━━━━━ Données à traiter ━━━━━

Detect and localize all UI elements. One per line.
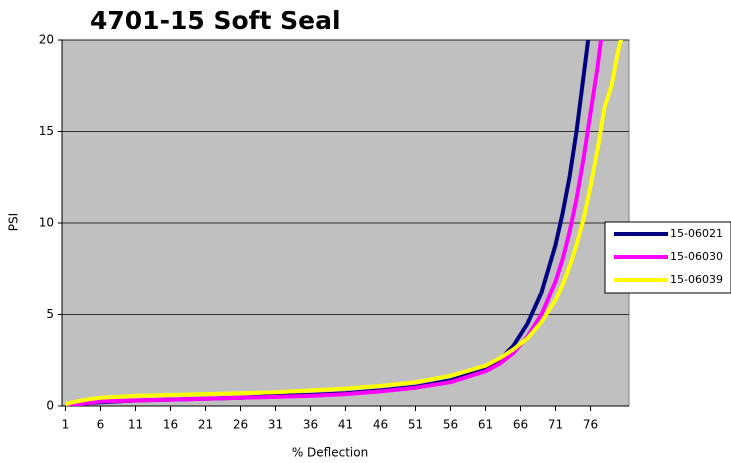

━━━━━
━━━━━ Données à traiter ━━━━━

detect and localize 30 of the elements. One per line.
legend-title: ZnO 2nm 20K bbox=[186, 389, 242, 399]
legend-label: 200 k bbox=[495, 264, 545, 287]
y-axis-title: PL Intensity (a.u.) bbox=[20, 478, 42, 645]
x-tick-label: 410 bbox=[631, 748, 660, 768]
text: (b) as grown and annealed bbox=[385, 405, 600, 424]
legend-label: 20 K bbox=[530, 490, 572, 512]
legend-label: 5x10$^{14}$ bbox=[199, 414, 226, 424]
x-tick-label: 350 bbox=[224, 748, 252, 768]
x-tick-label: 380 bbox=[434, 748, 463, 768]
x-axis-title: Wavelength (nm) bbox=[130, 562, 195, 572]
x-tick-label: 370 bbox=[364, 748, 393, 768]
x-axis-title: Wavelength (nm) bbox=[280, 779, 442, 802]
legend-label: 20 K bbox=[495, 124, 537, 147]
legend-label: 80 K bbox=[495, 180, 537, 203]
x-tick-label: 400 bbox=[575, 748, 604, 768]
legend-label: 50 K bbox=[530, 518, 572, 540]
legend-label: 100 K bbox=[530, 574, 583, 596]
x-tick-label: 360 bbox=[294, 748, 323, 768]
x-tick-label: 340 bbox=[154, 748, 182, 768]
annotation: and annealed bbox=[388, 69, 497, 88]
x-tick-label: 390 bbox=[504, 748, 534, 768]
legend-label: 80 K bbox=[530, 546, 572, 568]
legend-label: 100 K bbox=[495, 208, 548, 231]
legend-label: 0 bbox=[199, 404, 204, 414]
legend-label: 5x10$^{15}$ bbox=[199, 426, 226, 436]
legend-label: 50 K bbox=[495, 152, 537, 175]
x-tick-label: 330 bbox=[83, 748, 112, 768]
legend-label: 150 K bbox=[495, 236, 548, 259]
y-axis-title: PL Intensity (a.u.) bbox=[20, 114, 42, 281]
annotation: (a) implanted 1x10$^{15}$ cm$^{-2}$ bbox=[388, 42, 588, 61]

━━━━━
━━━━━ Données à traiter ━━━━━

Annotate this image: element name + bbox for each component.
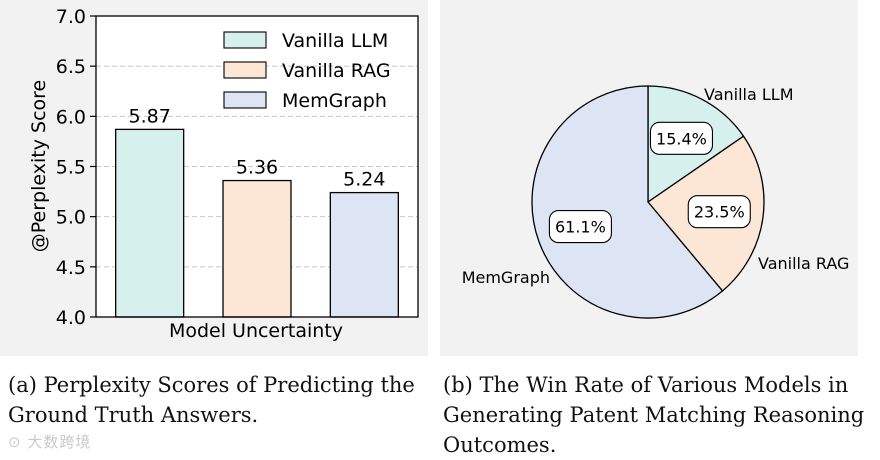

━━━━━

> [Consigne]
Modifie tout le matériel, depuis la ligne qui contient « detect and localize 30 » jusqu'à celle qui contient « annotation: (a) implanted », en remplaçant « Wavelength (nm) » par « Longueur d'onde (nm) ». Recopie ces lignes sans rien changer d'autre.

> [Solution détaillée]
detect and localize 30 of the elements. One per line.
legend-title: ZnO 2nm 20K bbox=[186, 389, 242, 399]
legend-label: 200 k bbox=[495, 264, 545, 287]
y-axis-title: PL Intensity (a.u.) bbox=[20, 478, 42, 645]
x-tick-label: 410 bbox=[631, 748, 660, 768]
text: (b) as grown and annealed bbox=[385, 405, 600, 424]
legend-label: 20 K bbox=[530, 490, 572, 512]
legend-label: 5x10$^{14}$ bbox=[199, 414, 226, 424]
x-tick-label: 350 bbox=[224, 748, 252, 768]
x-tick-label: 380 bbox=[434, 748, 463, 768]
x-axis-title: Longueur d'onde (nm) bbox=[130, 562, 195, 572]
x-tick-label: 370 bbox=[364, 748, 393, 768]
x-axis-title: Longueur d'onde (nm) bbox=[280, 779, 442, 802]
legend-label: 20 K bbox=[495, 124, 537, 147]
legend-label: 80 K bbox=[495, 180, 537, 203]
x-tick-label: 400 bbox=[575, 748, 604, 768]
legend-label: 50 K bbox=[530, 518, 572, 540]
legend-label: 100 K bbox=[530, 574, 583, 596]
x-tick-label: 360 bbox=[294, 748, 323, 768]
x-tick-label: 340 bbox=[154, 748, 182, 768]
annotation: and annealed bbox=[388, 69, 497, 88]
x-tick-label: 390 bbox=[504, 748, 534, 768]
legend-label: 80 K bbox=[530, 546, 572, 568]
legend-label: 100 K bbox=[495, 208, 548, 231]
legend-label: 0 bbox=[199, 404, 204, 414]
legend-label: 5x10$^{15}$ bbox=[199, 426, 226, 436]
legend-label: 50 K bbox=[495, 152, 537, 175]
x-tick-label: 330 bbox=[83, 748, 112, 768]
legend-label: 150 K bbox=[495, 236, 548, 259]
y-axis-title: PL Intensity (a.u.) bbox=[20, 114, 42, 281]
annotation: (a) implanted 1x10$^{15}$ cm$^{-2}$ bbox=[388, 42, 588, 61]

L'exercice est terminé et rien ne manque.